Soal Latihan
[1] Jawablah pertanyaan berikut berdasarkan teks tentang ahli di sidang Mahkamah Konstitusi.
(a) Saldi Isra adalah guru besar hukum tata negara di universitas mana?
(b) Hakim konstitusi siapa yang disebut namanya oleh Saldi dalam pernyataannya?
(c) Saldi menjadi ahli dari pihak mana, dan dalam uji materi undang-undang apa?
[2] Teruskan teks tentang ahli di sidang Mahkamah Konstitusi, mulai setelah kalimat terakhirnya.

Teks Bacaan
════════

“Bisnis”
Ahli di Sidang Konstitusi
Susana Rita ; Wartawan Kompas
|
KOMPAS,
16 Desember 2014
SORE itu
Saldi Isra meradang. Guru Besar Hukum Tata Negara Universitas Andalas,
Padang, itu menegaskan posisinya untuk tidak menerima ”pesanan”. Ia juga
menegaskan, pendapatnya tidak dikendalikan pemerintah yang menghadirkannya
sebagai ahli dalam sidang di Mahkamah Konstitusi.
Saya
tahu betul sebagai seorang ahli, apa maknanya disumpah. Jadi, saya berharap,
kita yang ada di dalam ruangan ini, termasuk Yang Mulia Pak Patrialis (hakim
konstitusi Patrialis Akbar), jangan lalu berpikir kita ini dikendalikan para
peminta (sebagai ahli). Saya jadi ahli di MK sendiri sejauh ini tidak pernah
mau dititipi oleh orang yang meminta (sebagai ahli) apa yang harus saya
katakan. Itu integritas saya,” kata Saldi. Ketika itu, ia menjadi ahli dari
pihak pemerintah terkait uji materi Undang-Undang Otoritas Jasa Keuangan.

════════

Bahan Sumber
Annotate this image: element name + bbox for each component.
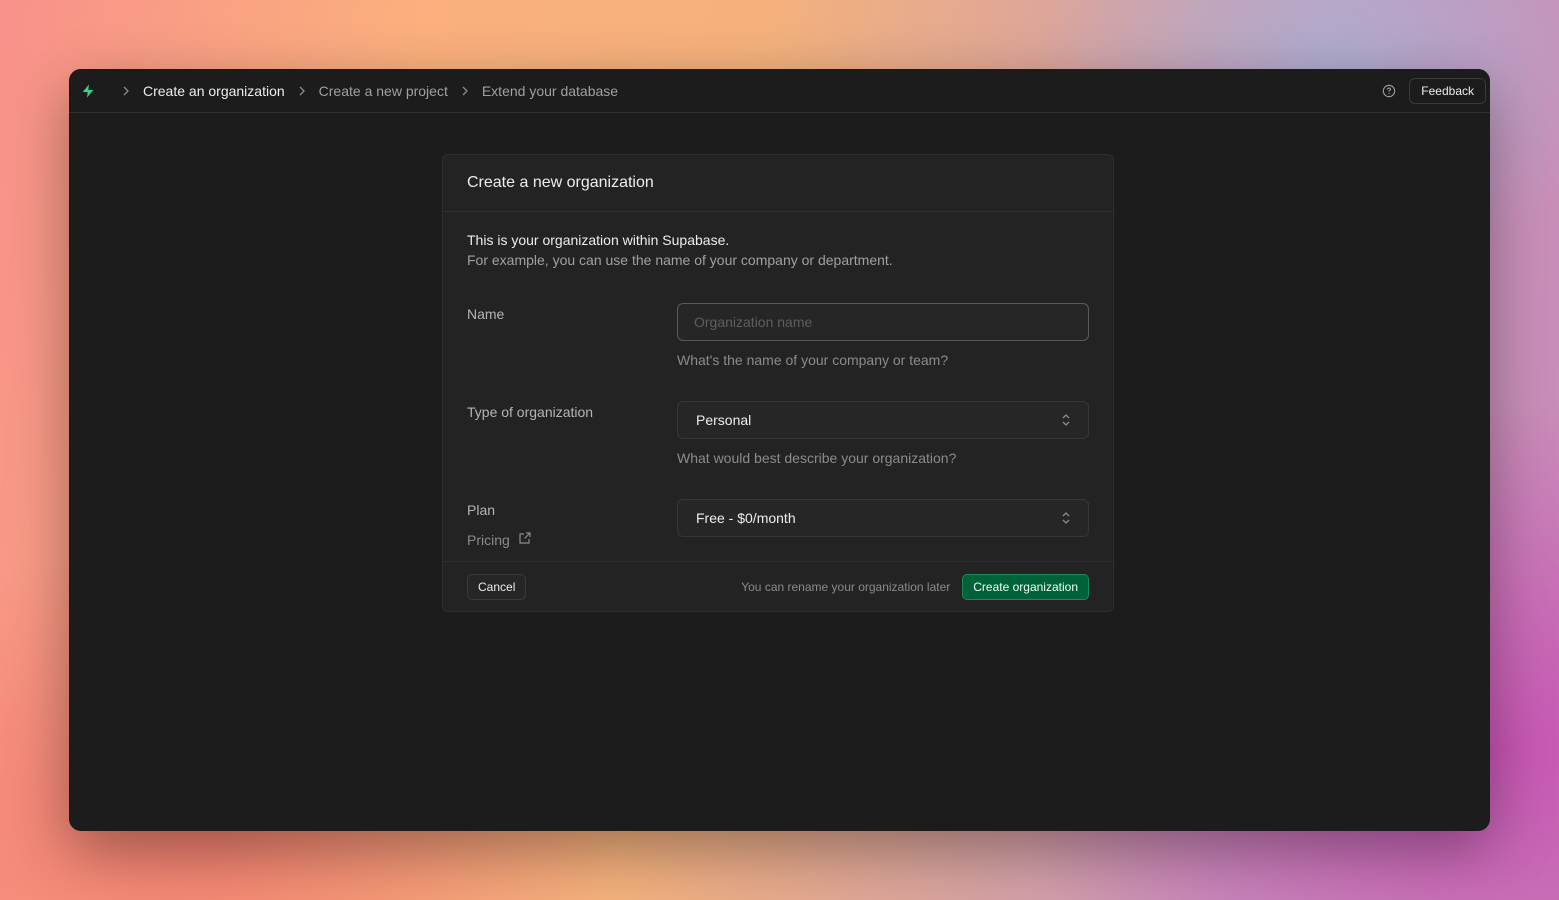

════════

Kunci Jawaban
[1]
(a) Universitas Andalas, Padang.
(b) Patrialis Akbar.
(c) Dari pihak pemerintah, dalam uji materi Undang-Undang Otoritas Jasa Keuangan.

[2]
Ungkapan
itu dilontarkan untuk menjawab apa yang dikemukakan Patrialis Akbar
sebelumnya. Patrialis menyatakan, berdasarkan pengalamannya selama setahun
berada di MK, keterangan ahli yang disampaikan ke MK sangat bergantung kepada
siapa yang mendatangkan. Ia pun meminta agar para ahli memberikan masukan ke
MK demi kepentingan bangsa dan negara yang lebih besar dan menghindari posisi
siapa yang mendatangkan.
Keberadaan
ahli di dalam persidangan MK, khususnya untuk perkara pengujian undang-undang
(PUU), sengketa kewenangan lembaga negara (SKLN), dan kadang sengketa
perselisihan hasil pemilihan umum (PHPU), memang teramat signifikan. Ahli
dihadirkan untuk menguatkan dalil permohonan atau bantahan, dan untuk
meyakinkan hakim konstitusi guna menerima dalil-dalil yang dimaksud. Dalam
perkara PUU dan SKLN, yang terjadi adalah ”perang” dalil dan ahli.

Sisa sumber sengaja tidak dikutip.